| Problem requirements |
From the listing below, return each line that includes "general".

| Given data |
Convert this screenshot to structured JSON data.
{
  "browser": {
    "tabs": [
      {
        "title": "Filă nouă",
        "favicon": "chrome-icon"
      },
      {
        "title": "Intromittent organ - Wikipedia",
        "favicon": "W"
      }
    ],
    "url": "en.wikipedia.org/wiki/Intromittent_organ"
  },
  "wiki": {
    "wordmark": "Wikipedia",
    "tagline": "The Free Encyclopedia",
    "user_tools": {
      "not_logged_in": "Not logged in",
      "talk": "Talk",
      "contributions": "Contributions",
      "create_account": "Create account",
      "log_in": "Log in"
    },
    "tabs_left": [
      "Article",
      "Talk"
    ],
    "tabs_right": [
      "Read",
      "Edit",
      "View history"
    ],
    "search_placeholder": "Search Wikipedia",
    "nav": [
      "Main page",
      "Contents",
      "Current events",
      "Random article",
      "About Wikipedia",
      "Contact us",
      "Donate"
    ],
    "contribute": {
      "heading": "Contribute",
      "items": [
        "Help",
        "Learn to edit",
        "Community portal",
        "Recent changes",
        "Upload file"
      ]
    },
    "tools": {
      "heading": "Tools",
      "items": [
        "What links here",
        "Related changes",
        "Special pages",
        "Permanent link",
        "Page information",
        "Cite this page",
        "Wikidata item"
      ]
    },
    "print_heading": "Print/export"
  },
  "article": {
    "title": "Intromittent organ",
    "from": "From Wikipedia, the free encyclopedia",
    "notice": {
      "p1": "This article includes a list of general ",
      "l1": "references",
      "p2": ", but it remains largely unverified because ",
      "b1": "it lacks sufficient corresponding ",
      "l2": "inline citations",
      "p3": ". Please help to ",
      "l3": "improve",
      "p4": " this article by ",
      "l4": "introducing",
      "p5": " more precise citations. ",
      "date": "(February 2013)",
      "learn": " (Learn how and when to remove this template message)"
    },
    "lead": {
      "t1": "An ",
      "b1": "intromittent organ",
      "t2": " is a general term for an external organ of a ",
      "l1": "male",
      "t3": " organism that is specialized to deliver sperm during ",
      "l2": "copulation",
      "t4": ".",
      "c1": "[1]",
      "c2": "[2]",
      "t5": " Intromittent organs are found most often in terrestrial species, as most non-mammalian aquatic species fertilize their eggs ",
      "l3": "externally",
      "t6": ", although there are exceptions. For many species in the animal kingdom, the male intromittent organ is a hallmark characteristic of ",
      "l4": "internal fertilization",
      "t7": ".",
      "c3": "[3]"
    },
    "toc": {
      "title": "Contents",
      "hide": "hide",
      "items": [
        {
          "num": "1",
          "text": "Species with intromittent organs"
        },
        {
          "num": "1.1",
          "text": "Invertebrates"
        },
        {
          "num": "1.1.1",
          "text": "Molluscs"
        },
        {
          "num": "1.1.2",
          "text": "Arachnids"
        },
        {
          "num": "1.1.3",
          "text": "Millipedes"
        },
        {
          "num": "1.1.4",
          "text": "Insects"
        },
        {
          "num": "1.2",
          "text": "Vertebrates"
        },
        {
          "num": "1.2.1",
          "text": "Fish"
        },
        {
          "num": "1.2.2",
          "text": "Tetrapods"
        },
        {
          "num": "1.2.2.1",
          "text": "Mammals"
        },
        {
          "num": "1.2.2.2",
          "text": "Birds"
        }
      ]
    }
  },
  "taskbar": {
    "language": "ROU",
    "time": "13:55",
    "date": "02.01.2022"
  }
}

| Final result |
      "p1": "This article includes a list of general ",
      "t2": " is a general term for an external organ of a ",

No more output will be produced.